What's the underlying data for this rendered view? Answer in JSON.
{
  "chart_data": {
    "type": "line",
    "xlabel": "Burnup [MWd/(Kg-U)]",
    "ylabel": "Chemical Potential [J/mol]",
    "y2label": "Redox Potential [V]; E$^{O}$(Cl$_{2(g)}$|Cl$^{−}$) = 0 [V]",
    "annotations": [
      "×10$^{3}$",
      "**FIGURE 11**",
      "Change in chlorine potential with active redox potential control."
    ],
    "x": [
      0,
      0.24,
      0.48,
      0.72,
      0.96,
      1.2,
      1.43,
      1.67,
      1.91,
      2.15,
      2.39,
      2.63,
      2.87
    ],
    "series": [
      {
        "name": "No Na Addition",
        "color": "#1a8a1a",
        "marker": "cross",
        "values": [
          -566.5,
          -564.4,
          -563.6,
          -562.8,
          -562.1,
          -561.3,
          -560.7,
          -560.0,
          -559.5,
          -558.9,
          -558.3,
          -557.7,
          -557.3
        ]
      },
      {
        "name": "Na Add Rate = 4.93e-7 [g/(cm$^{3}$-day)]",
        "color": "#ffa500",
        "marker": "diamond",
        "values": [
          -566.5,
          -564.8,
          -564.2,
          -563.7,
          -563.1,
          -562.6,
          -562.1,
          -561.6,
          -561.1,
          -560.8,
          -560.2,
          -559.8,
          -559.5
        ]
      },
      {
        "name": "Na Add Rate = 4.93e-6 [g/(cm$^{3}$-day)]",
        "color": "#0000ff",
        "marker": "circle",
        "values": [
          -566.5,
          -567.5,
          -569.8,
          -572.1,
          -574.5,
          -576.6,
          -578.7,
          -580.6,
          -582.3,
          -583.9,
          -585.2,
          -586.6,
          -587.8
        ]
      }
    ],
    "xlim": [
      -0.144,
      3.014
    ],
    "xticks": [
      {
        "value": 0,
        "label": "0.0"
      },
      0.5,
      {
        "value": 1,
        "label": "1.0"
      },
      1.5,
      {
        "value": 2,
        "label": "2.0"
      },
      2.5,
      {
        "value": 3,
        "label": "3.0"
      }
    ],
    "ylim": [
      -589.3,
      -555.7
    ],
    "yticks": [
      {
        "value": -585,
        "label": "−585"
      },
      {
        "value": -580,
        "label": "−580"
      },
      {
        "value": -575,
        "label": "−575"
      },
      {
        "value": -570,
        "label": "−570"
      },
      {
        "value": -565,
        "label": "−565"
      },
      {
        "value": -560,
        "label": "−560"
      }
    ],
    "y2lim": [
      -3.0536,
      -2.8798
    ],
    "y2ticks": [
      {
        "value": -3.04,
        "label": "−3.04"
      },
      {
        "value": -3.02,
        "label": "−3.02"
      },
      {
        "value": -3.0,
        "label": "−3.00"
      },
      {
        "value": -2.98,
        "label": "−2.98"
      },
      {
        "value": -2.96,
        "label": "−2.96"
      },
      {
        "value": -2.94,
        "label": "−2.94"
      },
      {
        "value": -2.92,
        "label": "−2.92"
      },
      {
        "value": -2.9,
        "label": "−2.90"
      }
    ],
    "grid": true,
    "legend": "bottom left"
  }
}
_ _ _ _ _
▶ Short task:
Retype the material in full, character for character.

▶ Reply to the exercise:
What's the underlying data for this rendered view? Answer in JSON.
{
  "chart_data": {
    "type": "line",
    "xlabel": "Burnup [MWd/(Kg-U)]",
    "ylabel": "Chemical Potential [J/mol]",
    "y2label": "Redox Potential [V]; E$^{O}$(Cl$_{2(g)}$|Cl$^{−}$) = 0 [V]",
    "annotations": [
      "×10$^{3}$",
      "**FIGURE 11**",
      "Change in chlorine potential with active redox potential control."
    ],
    "x": [
      0,
      0.24,
      0.48,
      0.72,
      0.96,
      1.2,
      1.43,
      1.67,
      1.91,
      2.15,
      2.39,
      2.63,
      2.87
    ],
    "series": [
      {
        "name": "No Na Addition",
        "color": "#1a8a1a",
        "marker": "cross",
        "values": [
          -566.5,
          -564.4,
          -563.6,
          -562.8,
          -562.1,
          -561.3,
          -560.7,
          -560.0,
          -559.5,
          -558.9,
          -558.3,
          -557.7,
          -557.3
        ]
      },
      {
        "name": "Na Add Rate = 4.93e-7 [g/(cm$^{3}$-day)]",
        "color": "#ffa500",
        "marker": "diamond",
        "values": [
          -566.5,
          -564.8,
          -564.2,
          -563.7,
          -563.1,
          -562.6,
          -562.1,
          -561.6,
          -561.1,
          -560.8,
          -560.2,
          -559.8,
          -559.5
        ]
      },
      {
        "name": "Na Add Rate = 4.93e-6 [g/(cm$^{3}$-day)]",
        "color": "#0000ff",
        "marker": "circle",
        "values": [
          -566.5,
          -567.5,
          -569.8,
          -572.1,
          -574.5,
          -576.6,
          -578.7,
          -580.6,
          -582.3,
          -583.9,
          -585.2,
          -586.6,
          -587.8
        ]
      }
    ],
    "xlim": [
      -0.144,
      3.014
    ],
    "xticks": [
      {
        "value": 0,
        "label": "0.0"
      },
      0.5,
      {
        "value": 1,
        "label": "1.0"
      },
      1.5,
      {
        "value": 2,
        "label": "2.0"
      },
      2.5,
      {
        "value": 3,
        "label": "3.0"
      }
    ],
    "ylim": [
      -589.3,
      -555.7
    ],
    "yticks": [
      {
        "value": -585,
        "label": "−585"
      },
      {
        "value": -580,
        "label": "−580"
      },
      {
        "value": -575,
        "label": "−575"
      },
      {
        "value": -570,
        "label": "−570"
      },
      {
        "value": -565,
        "label": "−565"
      },
      {
        "value": -560,
        "label": "−560"
      }
    ],
    "y2lim": [
      -3.0536,
      -2.8798
    ],
    "y2ticks": [
      {
        "value": -3.04,
        "label": "−3.04"
      },
      {
        "value": -3.02,
        "label": "−3.02"
      },
      {
        "value": -3.0,
        "label": "−3.00"
      },
      {
        "value": -2.98,
        "label": "−2.98"
      },
      {
        "value": -2.96,
        "label": "−2.96"
      },
      {
        "value": -2.94,
        "label": "−2.94"
      },
      {
        "value": -2.92,
        "label": "−2.92"
      },
      {
        "value": -2.9,
        "label": "−2.90"
      }
    ],
    "grid": true,
    "legend": "bottom left"
  }
}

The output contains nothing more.